* begin The data *

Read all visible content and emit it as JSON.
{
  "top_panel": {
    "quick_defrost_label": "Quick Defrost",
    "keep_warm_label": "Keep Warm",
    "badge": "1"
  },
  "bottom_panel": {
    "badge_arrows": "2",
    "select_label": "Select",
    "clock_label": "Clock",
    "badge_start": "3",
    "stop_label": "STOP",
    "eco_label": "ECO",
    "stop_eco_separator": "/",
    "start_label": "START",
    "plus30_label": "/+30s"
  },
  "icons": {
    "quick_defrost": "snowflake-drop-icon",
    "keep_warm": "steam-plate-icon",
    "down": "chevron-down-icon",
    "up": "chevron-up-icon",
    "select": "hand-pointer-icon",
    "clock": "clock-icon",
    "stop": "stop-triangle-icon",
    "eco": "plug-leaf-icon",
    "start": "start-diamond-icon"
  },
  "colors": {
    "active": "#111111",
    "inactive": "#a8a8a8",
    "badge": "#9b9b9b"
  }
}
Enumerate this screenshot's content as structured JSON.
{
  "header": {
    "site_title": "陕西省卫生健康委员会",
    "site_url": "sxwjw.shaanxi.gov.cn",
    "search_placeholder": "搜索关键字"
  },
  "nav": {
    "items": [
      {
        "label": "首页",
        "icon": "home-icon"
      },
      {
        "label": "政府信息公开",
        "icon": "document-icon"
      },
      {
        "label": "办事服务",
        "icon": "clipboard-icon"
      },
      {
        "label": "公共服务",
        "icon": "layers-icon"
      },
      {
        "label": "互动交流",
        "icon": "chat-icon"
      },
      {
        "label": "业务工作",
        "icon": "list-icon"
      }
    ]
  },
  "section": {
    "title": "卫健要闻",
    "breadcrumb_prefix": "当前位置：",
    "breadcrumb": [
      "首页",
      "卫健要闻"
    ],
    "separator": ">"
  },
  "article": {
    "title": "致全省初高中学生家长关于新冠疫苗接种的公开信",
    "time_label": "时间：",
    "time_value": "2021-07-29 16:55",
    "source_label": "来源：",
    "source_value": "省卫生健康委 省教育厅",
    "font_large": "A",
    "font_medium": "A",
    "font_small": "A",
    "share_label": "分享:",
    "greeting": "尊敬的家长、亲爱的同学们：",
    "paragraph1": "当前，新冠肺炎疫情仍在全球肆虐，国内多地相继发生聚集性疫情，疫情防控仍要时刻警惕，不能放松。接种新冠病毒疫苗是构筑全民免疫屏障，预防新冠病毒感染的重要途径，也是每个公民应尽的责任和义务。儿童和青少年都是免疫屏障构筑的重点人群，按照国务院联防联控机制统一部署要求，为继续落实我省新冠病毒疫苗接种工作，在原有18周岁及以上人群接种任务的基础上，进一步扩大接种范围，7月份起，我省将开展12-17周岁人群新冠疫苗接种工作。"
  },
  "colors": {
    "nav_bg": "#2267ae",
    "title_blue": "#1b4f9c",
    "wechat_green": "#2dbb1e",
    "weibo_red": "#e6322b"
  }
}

* end The data *

Written problem - Write out the complete set of records exactly as given.

Output -
Read all visible content and emit it as JSON.
{
  "top_panel": {
    "quick_defrost_label": "Quick Defrost",
    "keep_warm_label": "Keep Warm",
    "badge": "1"
  },
  "bottom_panel": {
    "badge_arrows": "2",
    "select_label": "Select",
    "clock_label": "Clock",
    "badge_start": "3",
    "stop_label": "STOP",
    "eco_label": "ECO",
    "stop_eco_separator": "/",
    "start_label": "START",
    "plus30_label": "/+30s"
  },
  "icons": {
    "quick_defrost": "snowflake-drop-icon",
    "keep_warm": "steam-plate-icon",
    "down": "chevron-down-icon",
    "up": "chevron-up-icon",
    "select": "hand-pointer-icon",
    "clock": "clock-icon",
    "stop": "stop-triangle-icon",
    "eco": "plug-leaf-icon",
    "start": "start-diamond-icon"
  },
  "colors": {
    "active": "#111111",
    "inactive": "#a8a8a8",
    "badge": "#9b9b9b"
  }
}
Enumerate this screenshot's content as structured JSON.
{
  "header": {
    "site_title": "陕西省卫生健康委员会",
    "site_url": "sxwjw.shaanxi.gov.cn",
    "search_placeholder": "搜索关键字"
  },
  "nav": {
    "items": [
      {
        "label": "首页",
        "icon": "home-icon"
      },
      {
        "label": "政府信息公开",
        "icon": "document-icon"
      },
      {
        "label": "办事服务",
        "icon": "clipboard-icon"
      },
      {
        "label": "公共服务",
        "icon": "layers-icon"
      },
      {
        "label": "互动交流",
        "icon": "chat-icon"
      },
      {
        "label": "业务工作",
        "icon": "list-icon"
      }
    ]
  },
  "section": {
    "title": "卫健要闻",
    "breadcrumb_prefix": "当前位置：",
    "breadcrumb": [
      "首页",
      "卫健要闻"
    ],
    "separator": ">"
  },
  "article": {
    "title": "致全省初高中学生家长关于新冠疫苗接种的公开信",
    "time_label": "时间：",
    "time_value": "2021-07-29 16:55",
    "source_label": "来源：",
    "source_value": "省卫生健康委 省教育厅",
    "font_large": "A",
    "font_medium": "A",
    "font_small": "A",
    "share_label": "分享:",
    "greeting": "尊敬的家长、亲爱的同学们：",
    "paragraph1": "当前，新冠肺炎疫情仍在全球肆虐，国内多地相继发生聚集性疫情，疫情防控仍要时刻警惕，不能放松。接种新冠病毒疫苗是构筑全民免疫屏障，预防新冠病毒感染的重要途径，也是每个公民应尽的责任和义务。儿童和青少年都是免疫屏障构筑的重点人群，按照国务院联防联控机制统一部署要求，为继续落实我省新冠病毒疫苗接种工作，在原有18周岁及以上人群接种任务的基础上，进一步扩大接种范围，7月份起，我省将开展12-17周岁人群新冠疫苗接种工作。"
  },
  "colors": {
    "nav_bg": "#2267ae",
    "title_blue": "#1b4f9c",
    "wechat_green": "#2dbb1e",
    "weibo_red": "#e6322b"
  }
}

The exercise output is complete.